### Records shown
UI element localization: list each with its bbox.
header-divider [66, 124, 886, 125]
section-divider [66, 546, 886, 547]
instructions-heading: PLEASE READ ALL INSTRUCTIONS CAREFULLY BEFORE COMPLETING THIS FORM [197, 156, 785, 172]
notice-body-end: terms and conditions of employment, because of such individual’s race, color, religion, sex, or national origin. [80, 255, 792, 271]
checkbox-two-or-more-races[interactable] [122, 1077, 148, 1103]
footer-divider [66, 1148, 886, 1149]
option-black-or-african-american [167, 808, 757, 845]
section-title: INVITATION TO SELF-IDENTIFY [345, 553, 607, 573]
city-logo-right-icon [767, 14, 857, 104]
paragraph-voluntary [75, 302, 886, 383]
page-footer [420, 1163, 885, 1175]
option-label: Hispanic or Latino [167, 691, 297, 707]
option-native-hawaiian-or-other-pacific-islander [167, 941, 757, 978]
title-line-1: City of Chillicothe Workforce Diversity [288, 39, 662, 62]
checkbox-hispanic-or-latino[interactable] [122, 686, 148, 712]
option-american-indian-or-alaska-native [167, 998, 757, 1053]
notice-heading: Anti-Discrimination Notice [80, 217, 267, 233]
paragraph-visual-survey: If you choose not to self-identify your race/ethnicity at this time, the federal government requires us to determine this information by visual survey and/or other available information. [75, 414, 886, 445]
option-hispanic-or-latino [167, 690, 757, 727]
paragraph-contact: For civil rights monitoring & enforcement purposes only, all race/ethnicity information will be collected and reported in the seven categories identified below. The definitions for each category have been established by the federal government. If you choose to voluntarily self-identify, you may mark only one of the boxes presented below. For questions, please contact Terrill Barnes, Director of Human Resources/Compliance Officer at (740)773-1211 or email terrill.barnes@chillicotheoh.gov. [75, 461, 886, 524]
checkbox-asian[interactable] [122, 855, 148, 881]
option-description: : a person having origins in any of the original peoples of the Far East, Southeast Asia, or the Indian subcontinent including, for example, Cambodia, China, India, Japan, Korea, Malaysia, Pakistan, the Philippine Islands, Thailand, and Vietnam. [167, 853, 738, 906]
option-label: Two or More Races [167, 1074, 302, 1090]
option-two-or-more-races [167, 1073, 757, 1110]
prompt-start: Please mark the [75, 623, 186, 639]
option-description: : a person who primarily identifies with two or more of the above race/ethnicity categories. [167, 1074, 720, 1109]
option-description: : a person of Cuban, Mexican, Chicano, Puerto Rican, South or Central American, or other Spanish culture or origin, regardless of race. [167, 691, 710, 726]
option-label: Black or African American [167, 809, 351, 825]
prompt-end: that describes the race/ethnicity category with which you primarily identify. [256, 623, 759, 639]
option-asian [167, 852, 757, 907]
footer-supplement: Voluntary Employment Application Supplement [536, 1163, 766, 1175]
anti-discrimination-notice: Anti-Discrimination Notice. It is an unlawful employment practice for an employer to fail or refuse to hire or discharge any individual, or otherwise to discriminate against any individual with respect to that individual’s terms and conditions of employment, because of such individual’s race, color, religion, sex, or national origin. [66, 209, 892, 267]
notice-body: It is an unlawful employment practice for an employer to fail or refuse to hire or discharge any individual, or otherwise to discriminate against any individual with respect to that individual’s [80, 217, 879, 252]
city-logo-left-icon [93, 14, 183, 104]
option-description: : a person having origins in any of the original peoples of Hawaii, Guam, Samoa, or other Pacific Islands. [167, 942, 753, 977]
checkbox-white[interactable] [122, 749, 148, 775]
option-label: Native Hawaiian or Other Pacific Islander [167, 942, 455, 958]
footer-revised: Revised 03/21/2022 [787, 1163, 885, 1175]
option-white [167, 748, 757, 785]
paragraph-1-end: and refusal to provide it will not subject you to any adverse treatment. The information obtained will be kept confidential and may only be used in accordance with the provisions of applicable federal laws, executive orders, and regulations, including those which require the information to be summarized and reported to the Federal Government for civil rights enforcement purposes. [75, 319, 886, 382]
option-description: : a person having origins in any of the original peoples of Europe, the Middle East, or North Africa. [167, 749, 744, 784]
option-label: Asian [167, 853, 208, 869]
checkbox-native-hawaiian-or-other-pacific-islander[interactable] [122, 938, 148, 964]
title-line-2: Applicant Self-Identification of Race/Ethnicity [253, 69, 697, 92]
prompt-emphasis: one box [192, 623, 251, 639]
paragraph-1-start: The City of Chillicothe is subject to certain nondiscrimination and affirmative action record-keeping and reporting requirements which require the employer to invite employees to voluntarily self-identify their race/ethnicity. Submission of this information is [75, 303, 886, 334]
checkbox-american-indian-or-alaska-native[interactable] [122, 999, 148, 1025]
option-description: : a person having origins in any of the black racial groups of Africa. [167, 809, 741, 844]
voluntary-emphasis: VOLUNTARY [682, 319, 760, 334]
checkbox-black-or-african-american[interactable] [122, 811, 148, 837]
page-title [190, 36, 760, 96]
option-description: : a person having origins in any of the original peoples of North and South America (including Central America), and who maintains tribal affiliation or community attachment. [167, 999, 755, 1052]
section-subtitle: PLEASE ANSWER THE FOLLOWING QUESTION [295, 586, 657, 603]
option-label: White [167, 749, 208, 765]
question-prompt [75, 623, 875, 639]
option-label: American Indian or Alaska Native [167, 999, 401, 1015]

### What is asked
Reproduce every row above word for word, in the same order.

### Finished task
UI element localization: list each with its bbox.
header-divider [66, 124, 886, 125]
section-divider [66, 546, 886, 547]
instructions-heading: PLEASE READ ALL INSTRUCTIONS CAREFULLY BEFORE COMPLETING THIS FORM [197, 156, 785, 172]
notice-body-end: terms and conditions of employment, because of such individual’s race, color, religion, sex, or national origin. [80, 255, 792, 271]
checkbox-two-or-more-races[interactable] [122, 1077, 148, 1103]
footer-divider [66, 1148, 886, 1149]
option-black-or-african-american [167, 808, 757, 845]
section-title: INVITATION TO SELF-IDENTIFY [345, 553, 607, 573]
city-logo-right-icon [767, 14, 857, 104]
paragraph-voluntary [75, 302, 886, 383]
page-footer [420, 1163, 885, 1175]
option-label: Hispanic or Latino [167, 691, 297, 707]
option-native-hawaiian-or-other-pacific-islander [167, 941, 757, 978]
title-line-1: City of Chillicothe Workforce Diversity [288, 39, 662, 62]
checkbox-hispanic-or-latino[interactable] [122, 686, 148, 712]
option-american-indian-or-alaska-native [167, 998, 757, 1053]
notice-heading: Anti-Discrimination Notice [80, 217, 267, 233]
paragraph-visual-survey: If you choose not to self-identify your race/ethnicity at this time, the federal government requires us to determine this information by visual survey and/or other available information. [75, 414, 886, 445]
option-hispanic-or-latino [167, 690, 757, 727]
paragraph-contact: For civil rights monitoring & enforcement purposes only, all race/ethnicity information will be collected and reported in the seven categories identified below. The definitions for each category have been established by the federal government. If you choose to voluntarily self-identify, you may mark only one of the boxes presented below. For questions, please contact Terrill Barnes, Director of Human Resources/Compliance Officer at (740)773-1211 or email terrill.barnes@chillicotheoh.gov. [75, 461, 886, 524]
checkbox-asian[interactable] [122, 855, 148, 881]
option-description: : a person having origins in any of the original peoples of the Far East, Southeast Asia, or the Indian subcontinent including, for example, Cambodia, China, India, Japan, Korea, Malaysia, Pakistan, the Philippine Islands, Thailand, and Vietnam. [167, 853, 738, 906]
option-label: Two or More Races [167, 1074, 302, 1090]
option-two-or-more-races [167, 1073, 757, 1110]
prompt-start: Please mark the [75, 623, 186, 639]
option-description: : a person who primarily identifies with two or more of the above race/ethnicity categories. [167, 1074, 720, 1109]
option-description: : a person of Cuban, Mexican, Chicano, Puerto Rican, South or Central American, or other Spanish culture or origin, regardless of race. [167, 691, 710, 726]
option-label: Black or African American [167, 809, 351, 825]
prompt-end: that describes the race/ethnicity category with which you primarily identify. [256, 623, 759, 639]
option-asian [167, 852, 757, 907]
footer-supplement: Voluntary Employment Application Supplement [536, 1163, 766, 1175]
anti-discrimination-notice: Anti-Discrimination Notice. It is an unlawful employment practice for an employer to fail or refuse to hire or discharge any individual, or otherwise to discriminate against any individual with respect to that individual’s terms and conditions of employment, because of such individual’s race, color, religion, sex, or national origin. [66, 209, 892, 267]
notice-body: It is an unlawful employment practice for an employer to fail or refuse to hire or discharge any individual, or otherwise to discriminate against any individual with respect to that individual’s [80, 217, 879, 252]
city-logo-left-icon [93, 14, 183, 104]
option-description: : a person having origins in any of the original peoples of Hawaii, Guam, Samoa, or other Pacific Islands. [167, 942, 753, 977]
checkbox-white[interactable] [122, 749, 148, 775]
option-label: Native Hawaiian or Other Pacific Islander [167, 942, 455, 958]
footer-revised: Revised 03/21/2022 [787, 1163, 885, 1175]
option-white [167, 748, 757, 785]
paragraph-1-end: and refusal to provide it will not subject you to any adverse treatment. The information obtained will be kept confidential and may only be used in accordance with the provisions of applicable federal laws, executive orders, and regulations, including those which require the information to be summarized and reported to the Federal Government for civil rights enforcement purposes. [75, 319, 886, 382]
option-description: : a person having origins in any of the original peoples of Europe, the Middle East, or North Africa. [167, 749, 744, 784]
option-label: Asian [167, 853, 208, 869]
checkbox-native-hawaiian-or-other-pacific-islander[interactable] [122, 938, 148, 964]
title-line-2: Applicant Self-Identification of Race/Ethnicity [253, 69, 697, 92]
prompt-emphasis: one box [192, 623, 251, 639]
paragraph-1-start: The City of Chillicothe is subject to certain nondiscrimination and affirmative action record-keeping and reporting requirements which require the employer to invite employees to voluntarily self-identify their race/ethnicity. Submission of this information is [75, 303, 886, 334]
checkbox-american-indian-or-alaska-native[interactable] [122, 999, 148, 1025]
option-description: : a person having origins in any of the black racial groups of Africa. [167, 809, 741, 844]
voluntary-emphasis: VOLUNTARY [682, 319, 760, 334]
checkbox-black-or-african-american[interactable] [122, 811, 148, 837]
page-title [190, 36, 760, 96]
option-description: : a person having origins in any of the original peoples of North and South America (including Central America), and who maintains tribal affiliation or community attachment. [167, 999, 755, 1052]
section-subtitle: PLEASE ANSWER THE FOLLOWING QUESTION [295, 586, 657, 603]
option-label: White [167, 749, 208, 765]
question-prompt [75, 623, 875, 639]
option-label: American Indian or Alaska Native [167, 999, 401, 1015]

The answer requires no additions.